What is expected:
Reproduce the full listing below unchanged, apart from the pictures.

──────── Data provided

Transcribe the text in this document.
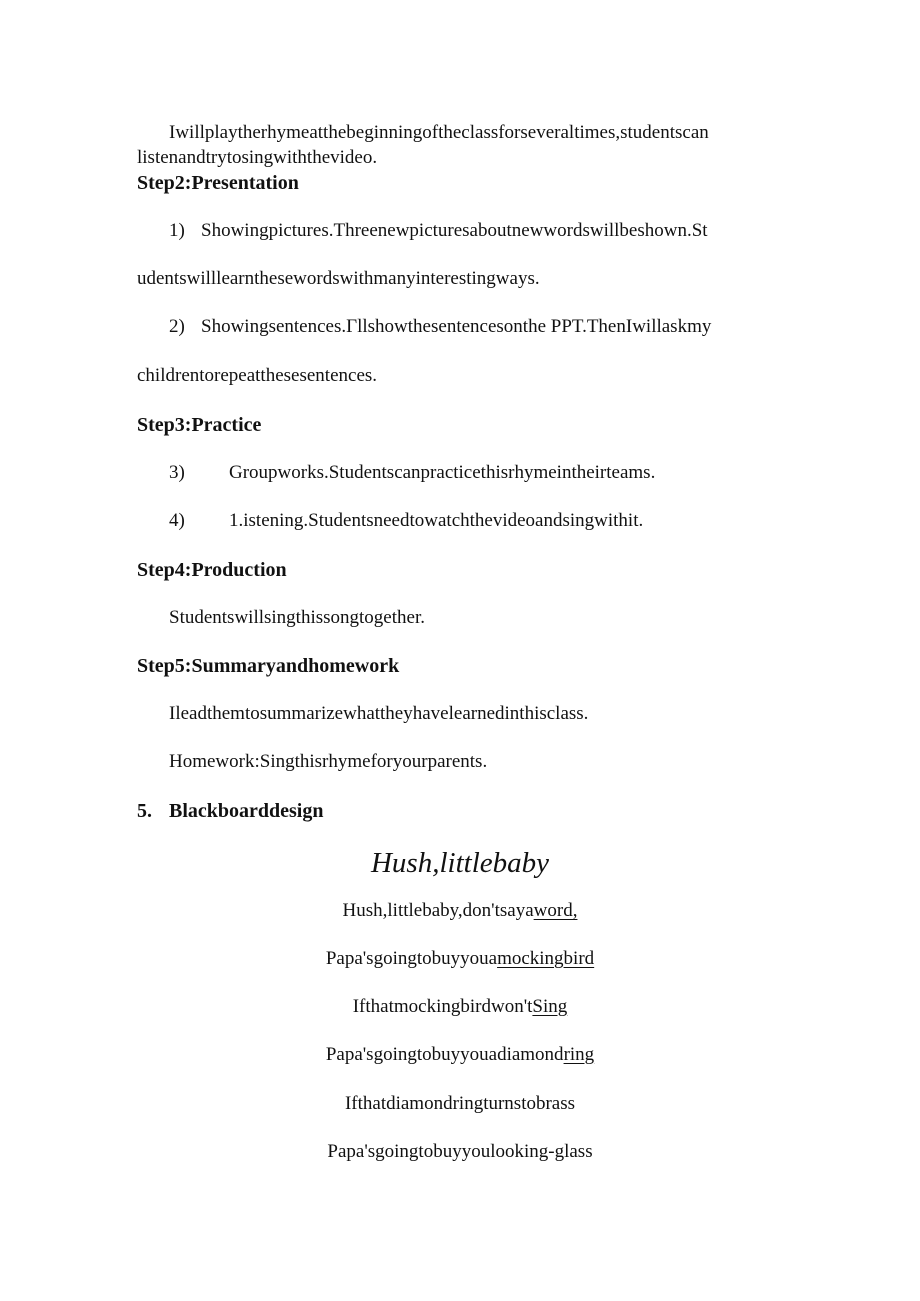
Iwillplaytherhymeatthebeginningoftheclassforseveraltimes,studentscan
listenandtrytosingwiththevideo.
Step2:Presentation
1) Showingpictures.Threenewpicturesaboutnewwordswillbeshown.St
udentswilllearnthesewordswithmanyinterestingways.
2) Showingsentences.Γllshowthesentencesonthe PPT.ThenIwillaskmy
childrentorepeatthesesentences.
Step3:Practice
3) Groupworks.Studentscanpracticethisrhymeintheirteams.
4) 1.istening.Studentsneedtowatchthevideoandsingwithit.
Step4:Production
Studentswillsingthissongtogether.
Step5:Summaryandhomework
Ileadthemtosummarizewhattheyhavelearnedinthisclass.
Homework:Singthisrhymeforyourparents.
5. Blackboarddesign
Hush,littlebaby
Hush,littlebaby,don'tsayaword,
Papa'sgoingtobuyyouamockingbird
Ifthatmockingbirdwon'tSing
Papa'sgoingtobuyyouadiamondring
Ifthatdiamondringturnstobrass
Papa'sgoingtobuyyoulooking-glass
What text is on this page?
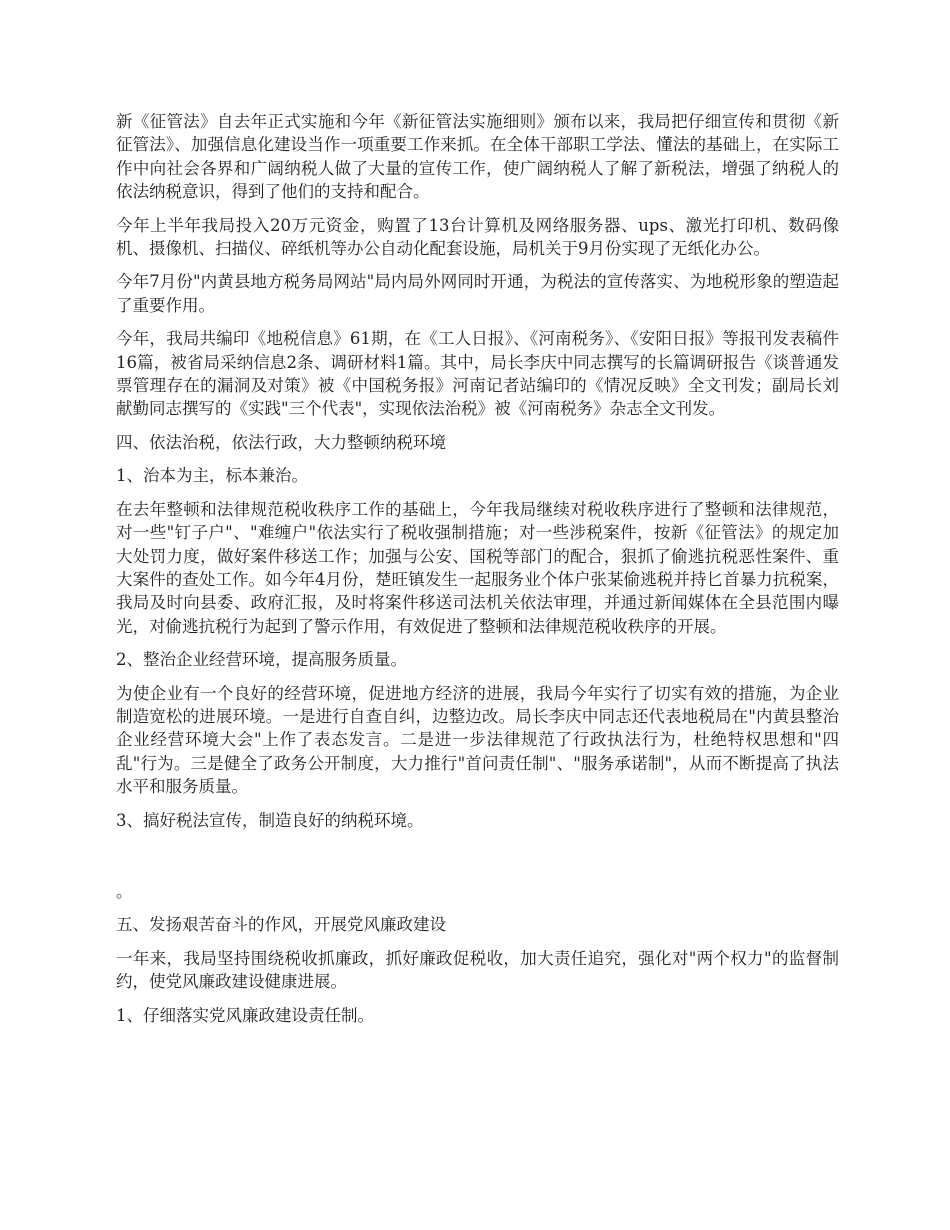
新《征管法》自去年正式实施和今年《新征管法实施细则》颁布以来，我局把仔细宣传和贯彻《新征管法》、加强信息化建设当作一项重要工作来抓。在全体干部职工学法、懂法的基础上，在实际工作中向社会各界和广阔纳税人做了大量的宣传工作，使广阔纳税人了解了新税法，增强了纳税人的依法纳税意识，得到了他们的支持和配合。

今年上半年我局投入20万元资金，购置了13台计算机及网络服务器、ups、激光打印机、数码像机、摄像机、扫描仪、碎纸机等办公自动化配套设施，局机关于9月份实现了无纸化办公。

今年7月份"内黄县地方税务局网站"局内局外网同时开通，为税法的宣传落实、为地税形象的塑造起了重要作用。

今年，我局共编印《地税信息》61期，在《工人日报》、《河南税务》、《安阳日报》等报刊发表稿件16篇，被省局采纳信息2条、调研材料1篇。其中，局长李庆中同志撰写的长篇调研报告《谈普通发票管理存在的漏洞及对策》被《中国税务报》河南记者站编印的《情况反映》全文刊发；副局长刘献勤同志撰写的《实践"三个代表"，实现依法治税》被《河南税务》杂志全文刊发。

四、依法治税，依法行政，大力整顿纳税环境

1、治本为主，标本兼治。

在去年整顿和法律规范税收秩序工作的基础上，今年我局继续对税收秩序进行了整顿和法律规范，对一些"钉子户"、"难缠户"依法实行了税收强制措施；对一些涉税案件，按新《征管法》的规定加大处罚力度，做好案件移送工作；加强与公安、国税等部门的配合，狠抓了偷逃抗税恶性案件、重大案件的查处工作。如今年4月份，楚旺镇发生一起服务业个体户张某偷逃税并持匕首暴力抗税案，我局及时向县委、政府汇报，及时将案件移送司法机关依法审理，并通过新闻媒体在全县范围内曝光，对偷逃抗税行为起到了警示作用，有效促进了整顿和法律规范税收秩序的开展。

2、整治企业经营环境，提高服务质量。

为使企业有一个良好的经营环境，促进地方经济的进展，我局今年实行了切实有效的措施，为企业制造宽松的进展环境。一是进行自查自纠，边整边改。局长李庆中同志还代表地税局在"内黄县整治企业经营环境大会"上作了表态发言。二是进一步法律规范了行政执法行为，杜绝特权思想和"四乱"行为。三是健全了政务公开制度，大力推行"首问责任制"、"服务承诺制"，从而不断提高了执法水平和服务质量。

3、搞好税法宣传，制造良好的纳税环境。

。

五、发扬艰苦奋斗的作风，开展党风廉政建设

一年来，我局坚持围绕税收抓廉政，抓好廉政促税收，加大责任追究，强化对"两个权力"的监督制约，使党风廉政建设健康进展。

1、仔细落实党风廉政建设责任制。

────────────────

In response:
Transcribe the text in this document.
Iwillplaytherhymeatthebeginningoftheclassforseveraltimes,studentscan
listenandtrytosingwiththevideo.
Step2:Presentation
1) Showingpictures.Threenewpicturesaboutnewwordswillbeshown.St
udentswilllearnthesewordswithmanyinterestingways.
2) Showingsentences.Γllshowthesentencesonthe PPT.ThenIwillaskmy
childrentorepeatthesesentences.
Step3:Practice
3) Groupworks.Studentscanpracticethisrhymeintheirteams.
4) 1.istening.Studentsneedtowatchthevideoandsingwithit.
Step4:Production
Studentswillsingthissongtogether.
Step5:Summaryandhomework
Ileadthemtosummarizewhattheyhavelearnedinthisclass.
Homework:Singthisrhymeforyourparents.
5. Blackboarddesign
Hush,littlebaby
Hush,littlebaby,don'tsayaword,
Papa'sgoingtobuyyouamockingbird
Ifthatmockingbirdwon'tSing
Papa'sgoingtobuyyouadiamondring
Ifthatdiamondringturnstobrass
Papa'sgoingtobuyyoulooking-glass
What text is on this page?
新《征管法》自去年正式实施和今年《新征管法实施细则》颁布以来，我局把仔细宣传和贯彻《新征管法》、加强信息化建设当作一项重要工作来抓。在全体干部职工学法、懂法的基础上，在实际工作中向社会各界和广阔纳税人做了大量的宣传工作，使广阔纳税人了解了新税法，增强了纳税人的依法纳税意识，得到了他们的支持和配合。

今年上半年我局投入20万元资金，购置了13台计算机及网络服务器、ups、激光打印机、数码像机、摄像机、扫描仪、碎纸机等办公自动化配套设施，局机关于9月份实现了无纸化办公。

今年7月份"内黄县地方税务局网站"局内局外网同时开通，为税法的宣传落实、为地税形象的塑造起了重要作用。

今年，我局共编印《地税信息》61期，在《工人日报》、《河南税务》、《安阳日报》等报刊发表稿件16篇，被省局采纳信息2条、调研材料1篇。其中，局长李庆中同志撰写的长篇调研报告《谈普通发票管理存在的漏洞及对策》被《中国税务报》河南记者站编印的《情况反映》全文刊发；副局长刘献勤同志撰写的《实践"三个代表"，实现依法治税》被《河南税务》杂志全文刊发。

四、依法治税，依法行政，大力整顿纳税环境

1、治本为主，标本兼治。

在去年整顿和法律规范税收秩序工作的基础上，今年我局继续对税收秩序进行了整顿和法律规范，对一些"钉子户"、"难缠户"依法实行了税收强制措施；对一些涉税案件，按新《征管法》的规定加大处罚力度，做好案件移送工作；加强与公安、国税等部门的配合，狠抓了偷逃抗税恶性案件、重大案件的查处工作。如今年4月份，楚旺镇发生一起服务业个体户张某偷逃税并持匕首暴力抗税案，我局及时向县委、政府汇报，及时将案件移送司法机关依法审理，并通过新闻媒体在全县范围内曝光，对偷逃抗税行为起到了警示作用，有效促进了整顿和法律规范税收秩序的开展。

2、整治企业经营环境，提高服务质量。

为使企业有一个良好的经营环境，促进地方经济的进展，我局今年实行了切实有效的措施，为企业制造宽松的进展环境。一是进行自查自纠，边整边改。局长李庆中同志还代表地税局在"内黄县整治企业经营环境大会"上作了表态发言。二是进一步法律规范了行政执法行为，杜绝特权思想和"四乱"行为。三是健全了政务公开制度，大力推行"首问责任制"、"服务承诺制"，从而不断提高了执法水平和服务质量。

3、搞好税法宣传，制造良好的纳税环境。

。

五、发扬艰苦奋斗的作风，开展党风廉政建设

一年来，我局坚持围绕税收抓廉政，抓好廉政促税收，加大责任追究，强化对"两个权力"的监督制约，使党风廉政建设健康进展。

1、仔细落实党风廉政建设责任制。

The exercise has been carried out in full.